#### [MATERIAL]
..........
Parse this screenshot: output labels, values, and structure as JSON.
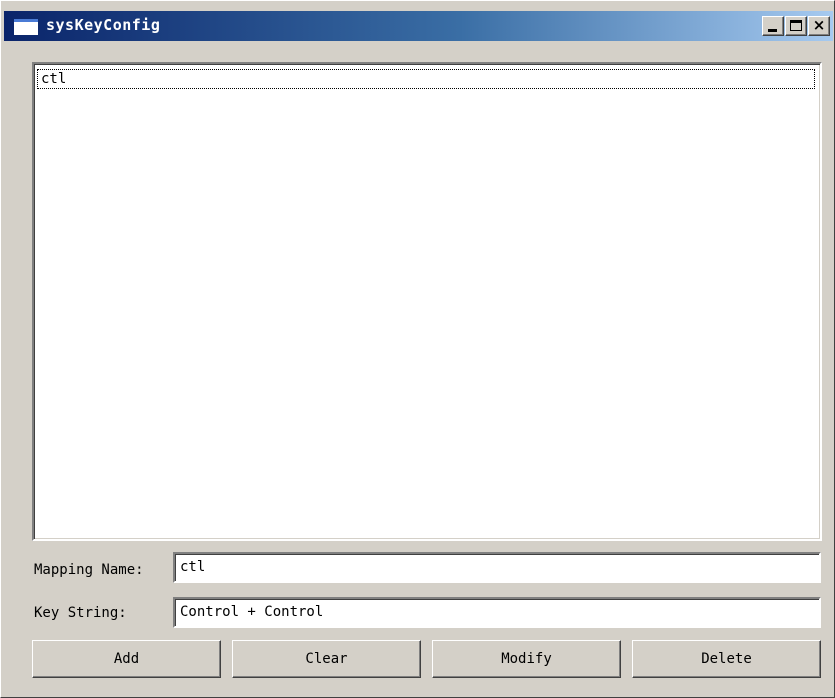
{
  "window": {
    "title": "sysKeyConfig",
    "controls": {
      "minimize_icon": "minimize-icon",
      "maximize_icon": "maximize-icon",
      "close_icon": "close-icon",
      "close_glyph": "×"
    }
  },
  "mappings": {
    "items": [
      {
        "label": "ctl"
      }
    ],
    "selected_index": 0
  },
  "form": {
    "mapping_name_label": "Mapping Name:",
    "mapping_name_value": "ctl",
    "key_string_label": "Key String:",
    "key_string_value": "Control + Control"
  },
  "buttons": {
    "add": "Add",
    "clear": "Clear",
    "modify": "Modify",
    "delete": "Delete"
  },
  "colors": {
    "window_face": "#d4d0c8",
    "titlebar_start": "#0a246a",
    "titlebar_end": "#a6caf0",
    "field_background": "#ffffff"
  }
}
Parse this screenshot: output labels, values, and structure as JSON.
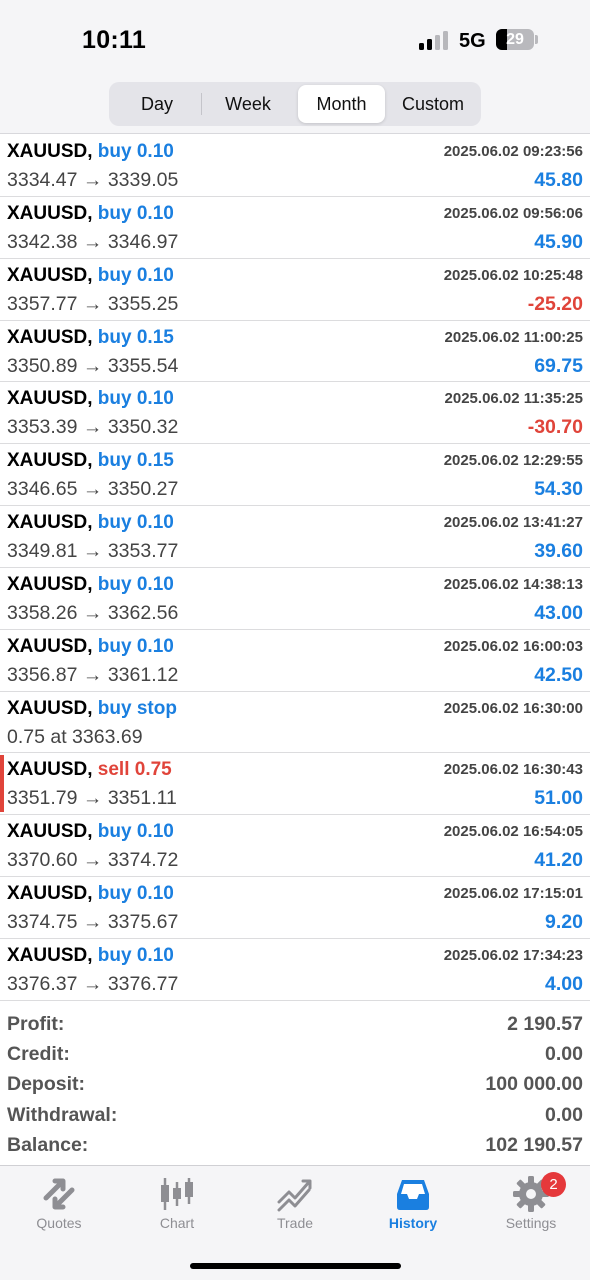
{
  "status_bar": {
    "time": "10:11",
    "network": "5G",
    "battery_level": "29",
    "battery_fraction": 0.29
  },
  "period_tabs": [
    {
      "label": "Day",
      "active": false
    },
    {
      "label": "Week",
      "active": false
    },
    {
      "label": "Month",
      "active": true
    },
    {
      "label": "Custom",
      "active": false
    }
  ],
  "trades": [
    {
      "symbol": "XAUUSD,",
      "side": "buy 0.10",
      "direction": "buy",
      "time": "2025.06.02 09:23:56",
      "prices": "3334.47 → 3339.05",
      "profit": "45.80",
      "profit_sign": "pos",
      "marked": false
    },
    {
      "symbol": "XAUUSD,",
      "side": "buy 0.10",
      "direction": "buy",
      "time": "2025.06.02 09:56:06",
      "prices": "3342.38 → 3346.97",
      "profit": "45.90",
      "profit_sign": "pos",
      "marked": false
    },
    {
      "symbol": "XAUUSD,",
      "side": "buy 0.10",
      "direction": "buy",
      "time": "2025.06.02 10:25:48",
      "prices": "3357.77 → 3355.25",
      "profit": "-25.20",
      "profit_sign": "neg",
      "marked": false
    },
    {
      "symbol": "XAUUSD,",
      "side": "buy 0.15",
      "direction": "buy",
      "time": "2025.06.02 11:00:25",
      "prices": "3350.89 → 3355.54",
      "profit": "69.75",
      "profit_sign": "pos",
      "marked": false
    },
    {
      "symbol": "XAUUSD,",
      "side": "buy 0.10",
      "direction": "buy",
      "time": "2025.06.02 11:35:25",
      "prices": "3353.39 → 3350.32",
      "profit": "-30.70",
      "profit_sign": "neg",
      "marked": false
    },
    {
      "symbol": "XAUUSD,",
      "side": "buy 0.15",
      "direction": "buy",
      "time": "2025.06.02 12:29:55",
      "prices": "3346.65 → 3350.27",
      "profit": "54.30",
      "profit_sign": "pos",
      "marked": false
    },
    {
      "symbol": "XAUUSD,",
      "side": "buy 0.10",
      "direction": "buy",
      "time": "2025.06.02 13:41:27",
      "prices": "3349.81 → 3353.77",
      "profit": "39.60",
      "profit_sign": "pos",
      "marked": false
    },
    {
      "symbol": "XAUUSD,",
      "side": "buy 0.10",
      "direction": "buy",
      "time": "2025.06.02 14:38:13",
      "prices": "3358.26 → 3362.56",
      "profit": "43.00",
      "profit_sign": "pos",
      "marked": false
    },
    {
      "symbol": "XAUUSD,",
      "side": "buy 0.10",
      "direction": "buy",
      "time": "2025.06.02 16:00:03",
      "prices": "3356.87 → 3361.12",
      "profit": "42.50",
      "profit_sign": "pos",
      "marked": false
    },
    {
      "symbol": "XAUUSD,",
      "side": "buy stop",
      "direction": "buy",
      "time": "2025.06.02 16:30:00",
      "prices": "0.75 at 3363.69",
      "profit": "",
      "profit_sign": "pos",
      "marked": false
    },
    {
      "symbol": "XAUUSD,",
      "side": "sell 0.75",
      "direction": "sell",
      "time": "2025.06.02 16:30:43",
      "prices": "3351.79 → 3351.11",
      "profit": "51.00",
      "profit_sign": "pos",
      "marked": true
    },
    {
      "symbol": "XAUUSD,",
      "side": "buy 0.10",
      "direction": "buy",
      "time": "2025.06.02 16:54:05",
      "prices": "3370.60 → 3374.72",
      "profit": "41.20",
      "profit_sign": "pos",
      "marked": false
    },
    {
      "symbol": "XAUUSD,",
      "side": "buy 0.10",
      "direction": "buy",
      "time": "2025.06.02 17:15:01",
      "prices": "3374.75 → 3375.67",
      "profit": "9.20",
      "profit_sign": "pos",
      "marked": false
    },
    {
      "symbol": "XAUUSD,",
      "side": "buy 0.10",
      "direction": "buy",
      "time": "2025.06.02 17:34:23",
      "prices": "3376.37 → 3376.77",
      "profit": "4.00",
      "profit_sign": "pos",
      "marked": false
    }
  ],
  "summary": {
    "profit_label": "Profit:",
    "profit_value": "2 190.57",
    "credit_label": "Credit:",
    "credit_value": "0.00",
    "deposit_label": "Deposit:",
    "deposit_value": "100 000.00",
    "withdrawal_label": "Withdrawal:",
    "withdrawal_value": "0.00",
    "balance_label": "Balance:",
    "balance_value": "102 190.57"
  },
  "tab_bar": {
    "quotes": {
      "label": "Quotes",
      "icon": "arrows-diagonal-icon"
    },
    "chart": {
      "label": "Chart",
      "icon": "candlestick-icon"
    },
    "trade": {
      "label": "Trade",
      "icon": "trend-lines-icon"
    },
    "history": {
      "label": "History",
      "icon": "inbox-tray-icon",
      "active": true
    },
    "settings": {
      "label": "Settings",
      "icon": "gear-icon",
      "badge": "2"
    }
  },
  "colors": {
    "accent": "#1a7fe0",
    "negative": "#e0443a",
    "badge": "#e5383b"
  }
}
..........
#### [SHORT EXERCISE]
Copy out all of the material exactly as written, without its pictures.

#### [SOLUTION]
Parse this screenshot: output labels, values, and structure as JSON.
{
  "window": {
    "title": "sysKeyConfig",
    "controls": {
      "minimize_icon": "minimize-icon",
      "maximize_icon": "maximize-icon",
      "close_icon": "close-icon",
      "close_glyph": "×"
    }
  },
  "mappings": {
    "items": [
      {
        "label": "ctl"
      }
    ],
    "selected_index": 0
  },
  "form": {
    "mapping_name_label": "Mapping Name:",
    "mapping_name_value": "ctl",
    "key_string_label": "Key String:",
    "key_string_value": "Control + Control"
  },
  "buttons": {
    "add": "Add",
    "clear": "Clear",
    "modify": "Modify",
    "delete": "Delete"
  },
  "colors": {
    "window_face": "#d4d0c8",
    "titlebar_start": "#0a246a",
    "titlebar_end": "#a6caf0",
    "field_background": "#ffffff"
  }
}
Parse this screenshot: output labels, values, and structure as JSON.
{
  "status_bar": {
    "time": "10:11",
    "network": "5G",
    "battery_level": "29",
    "battery_fraction": 0.29
  },
  "period_tabs": [
    {
      "label": "Day",
      "active": false
    },
    {
      "label": "Week",
      "active": false
    },
    {
      "label": "Month",
      "active": true
    },
    {
      "label": "Custom",
      "active": false
    }
  ],
  "trades": [
    {
      "symbol": "XAUUSD,",
      "side": "buy 0.10",
      "direction": "buy",
      "time": "2025.06.02 09:23:56",
      "prices": "3334.47 → 3339.05",
      "profit": "45.80",
      "profit_sign": "pos",
      "marked": false
    },
    {
      "symbol": "XAUUSD,",
      "side": "buy 0.10",
      "direction": "buy",
      "time": "2025.06.02 09:56:06",
      "prices": "3342.38 → 3346.97",
      "profit": "45.90",
      "profit_sign": "pos",
      "marked": false
    },
    {
      "symbol": "XAUUSD,",
      "side": "buy 0.10",
      "direction": "buy",
      "time": "2025.06.02 10:25:48",
      "prices": "3357.77 → 3355.25",
      "profit": "-25.20",
      "profit_sign": "neg",
      "marked": false
    },
    {
      "symbol": "XAUUSD,",
      "side": "buy 0.15",
      "direction": "buy",
      "time": "2025.06.02 11:00:25",
      "prices": "3350.89 → 3355.54",
      "profit": "69.75",
      "profit_sign": "pos",
      "marked": false
    },
    {
      "symbol": "XAUUSD,",
      "side": "buy 0.10",
      "direction": "buy",
      "time": "2025.06.02 11:35:25",
      "prices": "3353.39 → 3350.32",
      "profit": "-30.70",
      "profit_sign": "neg",
      "marked": false
    },
    {
      "symbol": "XAUUSD,",
      "side": "buy 0.15",
      "direction": "buy",
      "time": "2025.06.02 12:29:55",
      "prices": "3346.65 → 3350.27",
      "profit": "54.30",
      "profit_sign": "pos",
      "marked": false
    },
    {
      "symbol": "XAUUSD,",
      "side": "buy 0.10",
      "direction": "buy",
      "time": "2025.06.02 13:41:27",
      "prices": "3349.81 → 3353.77",
      "profit": "39.60",
      "profit_sign": "pos",
      "marked": false
    },
    {
      "symbol": "XAUUSD,",
      "side": "buy 0.10",
      "direction": "buy",
      "time": "2025.06.02 14:38:13",
      "prices": "3358.26 → 3362.56",
      "profit": "43.00",
      "profit_sign": "pos",
      "marked": false
    },
    {
      "symbol": "XAUUSD,",
      "side": "buy 0.10",
      "direction": "buy",
      "time": "2025.06.02 16:00:03",
      "prices": "3356.87 → 3361.12",
      "profit": "42.50",
      "profit_sign": "pos",
      "marked": false
    },
    {
      "symbol": "XAUUSD,",
      "side": "buy stop",
      "direction": "buy",
      "time": "2025.06.02 16:30:00",
      "prices": "0.75 at 3363.69",
      "profit": "",
      "profit_sign": "pos",
      "marked": false
    },
    {
      "symbol": "XAUUSD,",
      "side": "sell 0.75",
      "direction": "sell",
      "time": "2025.06.02 16:30:43",
      "prices": "3351.79 → 3351.11",
      "profit": "51.00",
      "profit_sign": "pos",
      "marked": true
    },
    {
      "symbol": "XAUUSD,",
      "side": "buy 0.10",
      "direction": "buy",
      "time": "2025.06.02 16:54:05",
      "prices": "3370.60 → 3374.72",
      "profit": "41.20",
      "profit_sign": "pos",
      "marked": false
    },
    {
      "symbol": "XAUUSD,",
      "side": "buy 0.10",
      "direction": "buy",
      "time": "2025.06.02 17:15:01",
      "prices": "3374.75 → 3375.67",
      "profit": "9.20",
      "profit_sign": "pos",
      "marked": false
    },
    {
      "symbol": "XAUUSD,",
      "side": "buy 0.10",
      "direction": "buy",
      "time": "2025.06.02 17:34:23",
      "prices": "3376.37 → 3376.77",
      "profit": "4.00",
      "profit_sign": "pos",
      "marked": false
    }
  ],
  "summary": {
    "profit_label": "Profit:",
    "profit_value": "2 190.57",
    "credit_label": "Credit:",
    "credit_value": "0.00",
    "deposit_label": "Deposit:",
    "deposit_value": "100 000.00",
    "withdrawal_label": "Withdrawal:",
    "withdrawal_value": "0.00",
    "balance_label": "Balance:",
    "balance_value": "102 190.57"
  },
  "tab_bar": {
    "quotes": {
      "label": "Quotes",
      "icon": "arrows-diagonal-icon"
    },
    "chart": {
      "label": "Chart",
      "icon": "candlestick-icon"
    },
    "trade": {
      "label": "Trade",
      "icon": "trend-lines-icon"
    },
    "history": {
      "label": "History",
      "icon": "inbox-tray-icon",
      "active": true
    },
    "settings": {
      "label": "Settings",
      "icon": "gear-icon",
      "badge": "2"
    }
  },
  "colors": {
    "accent": "#1a7fe0",
    "negative": "#e0443a",
    "badge": "#e5383b"
  }
}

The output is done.